[Element data from apps and pages]

---+---

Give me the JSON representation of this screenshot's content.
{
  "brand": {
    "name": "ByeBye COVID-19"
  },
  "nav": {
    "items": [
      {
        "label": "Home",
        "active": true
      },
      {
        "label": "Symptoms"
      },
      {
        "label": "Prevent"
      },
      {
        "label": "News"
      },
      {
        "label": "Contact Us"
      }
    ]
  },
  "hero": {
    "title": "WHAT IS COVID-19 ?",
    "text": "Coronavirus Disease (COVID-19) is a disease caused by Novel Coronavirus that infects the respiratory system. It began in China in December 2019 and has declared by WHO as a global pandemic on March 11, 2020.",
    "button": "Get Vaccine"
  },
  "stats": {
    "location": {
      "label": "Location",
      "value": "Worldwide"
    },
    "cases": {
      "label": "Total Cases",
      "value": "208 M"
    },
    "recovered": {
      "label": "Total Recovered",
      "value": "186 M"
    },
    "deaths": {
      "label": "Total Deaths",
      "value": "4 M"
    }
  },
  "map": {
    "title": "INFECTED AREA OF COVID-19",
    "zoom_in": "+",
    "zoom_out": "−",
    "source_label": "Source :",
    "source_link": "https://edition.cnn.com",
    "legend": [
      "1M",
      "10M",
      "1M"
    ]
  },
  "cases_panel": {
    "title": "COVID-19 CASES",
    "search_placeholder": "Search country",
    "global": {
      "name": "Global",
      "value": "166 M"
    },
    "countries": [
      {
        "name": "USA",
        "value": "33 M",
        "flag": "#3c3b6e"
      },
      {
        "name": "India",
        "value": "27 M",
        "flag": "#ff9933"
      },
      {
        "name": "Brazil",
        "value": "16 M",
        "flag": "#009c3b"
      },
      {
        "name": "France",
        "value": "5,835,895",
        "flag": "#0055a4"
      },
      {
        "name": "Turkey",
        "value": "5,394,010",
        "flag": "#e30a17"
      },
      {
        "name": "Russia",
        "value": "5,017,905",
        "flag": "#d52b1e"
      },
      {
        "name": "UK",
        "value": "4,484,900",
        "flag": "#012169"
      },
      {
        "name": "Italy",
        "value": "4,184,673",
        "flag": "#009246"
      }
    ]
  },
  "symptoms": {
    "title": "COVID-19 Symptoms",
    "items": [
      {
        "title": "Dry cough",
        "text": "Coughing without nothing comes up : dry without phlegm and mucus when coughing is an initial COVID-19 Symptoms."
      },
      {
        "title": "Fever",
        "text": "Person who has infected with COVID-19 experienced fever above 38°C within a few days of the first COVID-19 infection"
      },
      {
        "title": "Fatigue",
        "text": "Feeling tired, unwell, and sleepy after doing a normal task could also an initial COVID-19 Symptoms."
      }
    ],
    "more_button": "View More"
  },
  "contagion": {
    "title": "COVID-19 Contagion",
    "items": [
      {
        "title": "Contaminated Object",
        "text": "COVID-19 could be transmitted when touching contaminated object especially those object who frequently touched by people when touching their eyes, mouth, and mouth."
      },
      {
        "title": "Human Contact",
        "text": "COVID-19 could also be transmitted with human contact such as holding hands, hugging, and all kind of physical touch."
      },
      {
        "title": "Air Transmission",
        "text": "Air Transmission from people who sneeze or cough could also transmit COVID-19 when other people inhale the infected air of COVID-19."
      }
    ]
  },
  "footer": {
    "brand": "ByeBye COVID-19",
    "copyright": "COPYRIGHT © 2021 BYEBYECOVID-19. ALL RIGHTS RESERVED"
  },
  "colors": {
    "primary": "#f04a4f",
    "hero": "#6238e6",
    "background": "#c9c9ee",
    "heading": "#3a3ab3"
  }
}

---+---

• The problem: Produce an exact copy of every entry above.

• Response below:
Give me the JSON representation of this screenshot's content.
{
  "brand": {
    "name": "ByeBye COVID-19"
  },
  "nav": {
    "items": [
      {
        "label": "Home",
        "active": true
      },
      {
        "label": "Symptoms"
      },
      {
        "label": "Prevent"
      },
      {
        "label": "News"
      },
      {
        "label": "Contact Us"
      }
    ]
  },
  "hero": {
    "title": "WHAT IS COVID-19 ?",
    "text": "Coronavirus Disease (COVID-19) is a disease caused by Novel Coronavirus that infects the respiratory system. It began in China in December 2019 and has declared by WHO as a global pandemic on March 11, 2020.",
    "button": "Get Vaccine"
  },
  "stats": {
    "location": {
      "label": "Location",
      "value": "Worldwide"
    },
    "cases": {
      "label": "Total Cases",
      "value": "208 M"
    },
    "recovered": {
      "label": "Total Recovered",
      "value": "186 M"
    },
    "deaths": {
      "label": "Total Deaths",
      "value": "4 M"
    }
  },
  "map": {
    "title": "INFECTED AREA OF COVID-19",
    "zoom_in": "+",
    "zoom_out": "−",
    "source_label": "Source :",
    "source_link": "https://edition.cnn.com",
    "legend": [
      "1M",
      "10M",
      "1M"
    ]
  },
  "cases_panel": {
    "title": "COVID-19 CASES",
    "search_placeholder": "Search country",
    "global": {
      "name": "Global",
      "value": "166 M"
    },
    "countries": [
      {
        "name": "USA",
        "value": "33 M",
        "flag": "#3c3b6e"
      },
      {
        "name": "India",
        "value": "27 M",
        "flag": "#ff9933"
      },
      {
        "name": "Brazil",
        "value": "16 M",
        "flag": "#009c3b"
      },
      {
        "name": "France",
        "value": "5,835,895",
        "flag": "#0055a4"
      },
      {
        "name": "Turkey",
        "value": "5,394,010",
        "flag": "#e30a17"
      },
      {
        "name": "Russia",
        "value": "5,017,905",
        "flag": "#d52b1e"
      },
      {
        "name": "UK",
        "value": "4,484,900",
        "flag": "#012169"
      },
      {
        "name": "Italy",
        "value": "4,184,673",
        "flag": "#009246"
      }
    ]
  },
  "symptoms": {
    "title": "COVID-19 Symptoms",
    "items": [
      {
        "title": "Dry cough",
        "text": "Coughing without nothing comes up : dry without phlegm and mucus when coughing is an initial COVID-19 Symptoms."
      },
      {
        "title": "Fever",
        "text": "Person who has infected with COVID-19 experienced fever above 38°C within a few days of the first COVID-19 infection"
      },
      {
        "title": "Fatigue",
        "text": "Feeling tired, unwell, and sleepy after doing a normal task could also an initial COVID-19 Symptoms."
      }
    ],
    "more_button": "View More"
  },
  "contagion": {
    "title": "COVID-19 Contagion",
    "items": [
      {
        "title": "Contaminated Object",
        "text": "COVID-19 could be transmitted when touching contaminated object especially those object who frequently touched by people when touching their eyes, mouth, and mouth."
      },
      {
        "title": "Human Contact",
        "text": "COVID-19 could also be transmitted with human contact such as holding hands, hugging, and all kind of physical touch."
      },
      {
        "title": "Air Transmission",
        "text": "Air Transmission from people who sneeze or cough could also transmit COVID-19 when other people inhale the infected air of COVID-19."
      }
    ]
  },
  "footer": {
    "brand": "ByeBye COVID-19",
    "copyright": "COPYRIGHT © 2021 BYEBYECOVID-19. ALL RIGHTS RESERVED"
  },
  "colors": {
    "primary": "#f04a4f",
    "hero": "#6238e6",
    "background": "#c9c9ee",
    "heading": "#3a3ab3"
  }
}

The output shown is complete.